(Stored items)
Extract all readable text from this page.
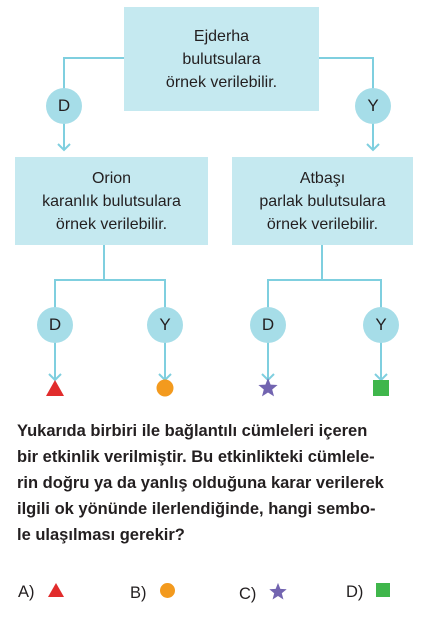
Ejderha
bulutsulara
örnek verilebilir.
D	Y
Orion
karanlık bulutsulara
örnek verilebilir.
Atbaşı
parlak bulutsulara
örnek verilebilir.
D	Y	D	Y
Yukarıda birbiri ile bağlantılı cümleleri içeren
bir etkinlik verilmiştir. Bu etkinlikteki cümlele-
rin doğru ya da yanlış olduğuna karar verilerek
ilgili ok yönünde ilerlendiğinde, hangi sembo-
le ulaşılması gerekir?
A)	B)	C)	D)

◆ WHAT TO PRODUCE
Lines that hold "bulutsulara" are the ones to copy; find all of them.

◆ THE RESULT
bulutsulara
karanlık bulutsulara
parlak bulutsulara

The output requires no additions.